### YOUR OBJECTIVE:
Reproduce the data that follows in its entirety, character for character.

### THE RECORDS:

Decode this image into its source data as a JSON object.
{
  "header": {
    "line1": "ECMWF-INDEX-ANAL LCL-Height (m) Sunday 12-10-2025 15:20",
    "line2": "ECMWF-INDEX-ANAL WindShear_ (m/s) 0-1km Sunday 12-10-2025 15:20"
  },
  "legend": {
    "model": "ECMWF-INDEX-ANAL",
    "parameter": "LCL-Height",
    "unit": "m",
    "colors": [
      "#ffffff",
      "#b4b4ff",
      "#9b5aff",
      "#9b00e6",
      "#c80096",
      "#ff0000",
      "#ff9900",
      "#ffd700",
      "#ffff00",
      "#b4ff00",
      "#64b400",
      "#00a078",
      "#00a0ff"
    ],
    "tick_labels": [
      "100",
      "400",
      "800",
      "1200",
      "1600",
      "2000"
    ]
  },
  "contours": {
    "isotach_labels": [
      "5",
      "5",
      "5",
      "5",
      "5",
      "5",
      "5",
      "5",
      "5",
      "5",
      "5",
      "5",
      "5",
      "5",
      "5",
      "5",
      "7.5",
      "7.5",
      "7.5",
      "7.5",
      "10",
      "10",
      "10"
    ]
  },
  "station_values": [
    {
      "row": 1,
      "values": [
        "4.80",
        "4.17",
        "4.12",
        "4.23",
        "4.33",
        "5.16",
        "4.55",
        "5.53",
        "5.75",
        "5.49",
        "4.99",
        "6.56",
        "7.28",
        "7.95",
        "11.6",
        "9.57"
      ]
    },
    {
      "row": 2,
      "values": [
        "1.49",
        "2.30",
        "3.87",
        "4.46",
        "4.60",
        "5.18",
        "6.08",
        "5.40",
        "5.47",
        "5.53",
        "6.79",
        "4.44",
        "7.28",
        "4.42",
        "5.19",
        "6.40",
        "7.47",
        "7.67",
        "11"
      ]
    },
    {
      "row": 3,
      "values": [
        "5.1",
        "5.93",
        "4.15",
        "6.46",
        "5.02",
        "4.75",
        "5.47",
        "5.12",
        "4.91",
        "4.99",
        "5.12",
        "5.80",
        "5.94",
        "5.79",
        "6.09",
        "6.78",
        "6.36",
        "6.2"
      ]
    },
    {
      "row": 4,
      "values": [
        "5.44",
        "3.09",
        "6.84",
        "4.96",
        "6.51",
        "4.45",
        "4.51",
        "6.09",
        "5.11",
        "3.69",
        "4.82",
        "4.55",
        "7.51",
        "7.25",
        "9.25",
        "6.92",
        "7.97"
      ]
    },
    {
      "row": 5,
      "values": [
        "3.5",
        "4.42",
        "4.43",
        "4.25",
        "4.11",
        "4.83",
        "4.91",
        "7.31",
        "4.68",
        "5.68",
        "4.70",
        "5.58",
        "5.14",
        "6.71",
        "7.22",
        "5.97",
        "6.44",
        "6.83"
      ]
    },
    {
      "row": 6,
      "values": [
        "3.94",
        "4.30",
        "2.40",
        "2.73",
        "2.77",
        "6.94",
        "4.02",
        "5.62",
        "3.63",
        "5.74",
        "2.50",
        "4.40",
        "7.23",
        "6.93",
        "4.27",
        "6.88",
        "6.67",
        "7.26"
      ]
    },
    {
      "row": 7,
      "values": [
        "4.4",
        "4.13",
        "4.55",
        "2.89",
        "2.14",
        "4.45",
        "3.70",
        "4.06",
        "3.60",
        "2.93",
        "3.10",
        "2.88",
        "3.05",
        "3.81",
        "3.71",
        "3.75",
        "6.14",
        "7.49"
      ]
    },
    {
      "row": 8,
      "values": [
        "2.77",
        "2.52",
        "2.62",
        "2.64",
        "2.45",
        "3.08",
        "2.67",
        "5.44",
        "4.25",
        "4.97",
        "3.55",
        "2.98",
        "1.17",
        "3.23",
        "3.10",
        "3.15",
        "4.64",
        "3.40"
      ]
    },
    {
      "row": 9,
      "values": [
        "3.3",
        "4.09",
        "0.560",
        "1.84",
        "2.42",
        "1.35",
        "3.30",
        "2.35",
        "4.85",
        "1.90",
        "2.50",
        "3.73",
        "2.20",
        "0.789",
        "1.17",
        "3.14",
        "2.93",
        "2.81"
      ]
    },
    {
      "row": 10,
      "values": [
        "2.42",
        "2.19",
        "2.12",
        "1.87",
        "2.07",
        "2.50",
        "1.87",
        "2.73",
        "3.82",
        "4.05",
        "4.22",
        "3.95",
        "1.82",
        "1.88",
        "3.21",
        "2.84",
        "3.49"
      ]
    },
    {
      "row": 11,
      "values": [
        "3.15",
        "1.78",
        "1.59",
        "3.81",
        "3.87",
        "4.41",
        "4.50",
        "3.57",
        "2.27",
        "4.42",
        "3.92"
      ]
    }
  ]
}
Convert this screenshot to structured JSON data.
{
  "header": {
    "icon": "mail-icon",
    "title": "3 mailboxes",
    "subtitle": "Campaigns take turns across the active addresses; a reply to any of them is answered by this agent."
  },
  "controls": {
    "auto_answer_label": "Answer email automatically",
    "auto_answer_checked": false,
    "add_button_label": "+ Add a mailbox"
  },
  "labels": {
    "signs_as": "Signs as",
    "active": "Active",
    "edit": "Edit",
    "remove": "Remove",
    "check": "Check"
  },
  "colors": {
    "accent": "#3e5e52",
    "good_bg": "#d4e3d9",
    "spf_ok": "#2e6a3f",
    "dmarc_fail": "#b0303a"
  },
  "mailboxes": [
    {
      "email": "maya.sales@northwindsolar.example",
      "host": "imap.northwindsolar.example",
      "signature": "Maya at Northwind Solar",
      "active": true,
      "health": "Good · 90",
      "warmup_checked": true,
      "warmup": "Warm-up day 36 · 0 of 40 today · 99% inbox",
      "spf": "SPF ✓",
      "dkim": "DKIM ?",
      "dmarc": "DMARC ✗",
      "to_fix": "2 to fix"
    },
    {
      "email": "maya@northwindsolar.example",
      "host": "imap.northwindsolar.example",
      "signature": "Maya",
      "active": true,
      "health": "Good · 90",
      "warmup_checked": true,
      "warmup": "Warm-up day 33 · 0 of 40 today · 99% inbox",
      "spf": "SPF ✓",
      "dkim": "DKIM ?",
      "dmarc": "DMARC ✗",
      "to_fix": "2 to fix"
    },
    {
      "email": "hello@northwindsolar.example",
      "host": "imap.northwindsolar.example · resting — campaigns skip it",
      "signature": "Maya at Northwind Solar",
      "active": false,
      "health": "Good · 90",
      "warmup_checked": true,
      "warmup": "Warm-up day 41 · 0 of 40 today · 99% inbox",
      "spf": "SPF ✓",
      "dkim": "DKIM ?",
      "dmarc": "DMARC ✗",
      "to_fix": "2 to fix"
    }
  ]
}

### TASK SOLUTION:
Decode this image into its source data as a JSON object.
{
  "header": {
    "line1": "ECMWF-INDEX-ANAL LCL-Height (m) Sunday 12-10-2025 15:20",
    "line2": "ECMWF-INDEX-ANAL WindShear_ (m/s) 0-1km Sunday 12-10-2025 15:20"
  },
  "legend": {
    "model": "ECMWF-INDEX-ANAL",
    "parameter": "LCL-Height",
    "unit": "m",
    "colors": [
      "#ffffff",
      "#b4b4ff",
      "#9b5aff",
      "#9b00e6",
      "#c80096",
      "#ff0000",
      "#ff9900",
      "#ffd700",
      "#ffff00",
      "#b4ff00",
      "#64b400",
      "#00a078",
      "#00a0ff"
    ],
    "tick_labels": [
      "100",
      "400",
      "800",
      "1200",
      "1600",
      "2000"
    ]
  },
  "contours": {
    "isotach_labels": [
      "5",
      "5",
      "5",
      "5",
      "5",
      "5",
      "5",
      "5",
      "5",
      "5",
      "5",
      "5",
      "5",
      "5",
      "5",
      "5",
      "7.5",
      "7.5",
      "7.5",
      "7.5",
      "10",
      "10",
      "10"
    ]
  },
  "station_values": [
    {
      "row": 1,
      "values": [
        "4.80",
        "4.17",
        "4.12",
        "4.23",
        "4.33",
        "5.16",
        "4.55",
        "5.53",
        "5.75",
        "5.49",
        "4.99",
        "6.56",
        "7.28",
        "7.95",
        "11.6",
        "9.57"
      ]
    },
    {
      "row": 2,
      "values": [
        "1.49",
        "2.30",
        "3.87",
        "4.46",
        "4.60",
        "5.18",
        "6.08",
        "5.40",
        "5.47",
        "5.53",
        "6.79",
        "4.44",
        "7.28",
        "4.42",
        "5.19",
        "6.40",
        "7.47",
        "7.67",
        "11"
      ]
    },
    {
      "row": 3,
      "values": [
        "5.1",
        "5.93",
        "4.15",
        "6.46",
        "5.02",
        "4.75",
        "5.47",
        "5.12",
        "4.91",
        "4.99",
        "5.12",
        "5.80",
        "5.94",
        "5.79",
        "6.09",
        "6.78",
        "6.36",
        "6.2"
      ]
    },
    {
      "row": 4,
      "values": [
        "5.44",
        "3.09",
        "6.84",
        "4.96",
        "6.51",
        "4.45",
        "4.51",
        "6.09",
        "5.11",
        "3.69",
        "4.82",
        "4.55",
        "7.51",
        "7.25",
        "9.25",
        "6.92",
        "7.97"
      ]
    },
    {
      "row": 5,
      "values": [
        "3.5",
        "4.42",
        "4.43",
        "4.25",
        "4.11",
        "4.83",
        "4.91",
        "7.31",
        "4.68",
        "5.68",
        "4.70",
        "5.58",
        "5.14",
        "6.71",
        "7.22",
        "5.97",
        "6.44",
        "6.83"
      ]
    },
    {
      "row": 6,
      "values": [
        "3.94",
        "4.30",
        "2.40",
        "2.73",
        "2.77",
        "6.94",
        "4.02",
        "5.62",
        "3.63",
        "5.74",
        "2.50",
        "4.40",
        "7.23",
        "6.93",
        "4.27",
        "6.88",
        "6.67",
        "7.26"
      ]
    },
    {
      "row": 7,
      "values": [
        "4.4",
        "4.13",
        "4.55",
        "2.89",
        "2.14",
        "4.45",
        "3.70",
        "4.06",
        "3.60",
        "2.93",
        "3.10",
        "2.88",
        "3.05",
        "3.81",
        "3.71",
        "3.75",
        "6.14",
        "7.49"
      ]
    },
    {
      "row": 8,
      "values": [
        "2.77",
        "2.52",
        "2.62",
        "2.64",
        "2.45",
        "3.08",
        "2.67",
        "5.44",
        "4.25",
        "4.97",
        "3.55",
        "2.98",
        "1.17",
        "3.23",
        "3.10",
        "3.15",
        "4.64",
        "3.40"
      ]
    },
    {
      "row": 9,
      "values": [
        "3.3",
        "4.09",
        "0.560",
        "1.84",
        "2.42",
        "1.35",
        "3.30",
        "2.35",
        "4.85",
        "1.90",
        "2.50",
        "3.73",
        "2.20",
        "0.789",
        "1.17",
        "3.14",
        "2.93",
        "2.81"
      ]
    },
    {
      "row": 10,
      "values": [
        "2.42",
        "2.19",
        "2.12",
        "1.87",
        "2.07",
        "2.50",
        "1.87",
        "2.73",
        "3.82",
        "4.05",
        "4.22",
        "3.95",
        "1.82",
        "1.88",
        "3.21",
        "2.84",
        "3.49"
      ]
    },
    {
      "row": 11,
      "values": [
        "3.15",
        "1.78",
        "1.59",
        "3.81",
        "3.87",
        "4.41",
        "4.50",
        "3.57",
        "2.27",
        "4.42",
        "3.92"
      ]
    }
  ]
}
Convert this screenshot to structured JSON data.
{
  "header": {
    "icon": "mail-icon",
    "title": "3 mailboxes",
    "subtitle": "Campaigns take turns across the active addresses; a reply to any of them is answered by this agent."
  },
  "controls": {
    "auto_answer_label": "Answer email automatically",
    "auto_answer_checked": false,
    "add_button_label": "+ Add a mailbox"
  },
  "labels": {
    "signs_as": "Signs as",
    "active": "Active",
    "edit": "Edit",
    "remove": "Remove",
    "check": "Check"
  },
  "colors": {
    "accent": "#3e5e52",
    "good_bg": "#d4e3d9",
    "spf_ok": "#2e6a3f",
    "dmarc_fail": "#b0303a"
  },
  "mailboxes": [
    {
      "email": "maya.sales@northwindsolar.example",
      "host": "imap.northwindsolar.example",
      "signature": "Maya at Northwind Solar",
      "active": true,
      "health": "Good · 90",
      "warmup_checked": true,
      "warmup": "Warm-up day 36 · 0 of 40 today · 99% inbox",
      "spf": "SPF ✓",
      "dkim": "DKIM ?",
      "dmarc": "DMARC ✗",
      "to_fix": "2 to fix"
    },
    {
      "email": "maya@northwindsolar.example",
      "host": "imap.northwindsolar.example",
      "signature": "Maya",
      "active": true,
      "health": "Good · 90",
      "warmup_checked": true,
      "warmup": "Warm-up day 33 · 0 of 40 today · 99% inbox",
      "spf": "SPF ✓",
      "dkim": "DKIM ?",
      "dmarc": "DMARC ✗",
      "to_fix": "2 to fix"
    },
    {
      "email": "hello@northwindsolar.example",
      "host": "imap.northwindsolar.example · resting — campaigns skip it",
      "signature": "Maya at Northwind Solar",
      "active": false,
      "health": "Good · 90",
      "warmup_checked": true,
      "warmup": "Warm-up day 41 · 0 of 40 today · 99% inbox",
      "spf": "SPF ✓",
      "dkim": "DKIM ?",
      "dmarc": "DMARC ✗",
      "to_fix": "2 to fix"
    }
  ]
}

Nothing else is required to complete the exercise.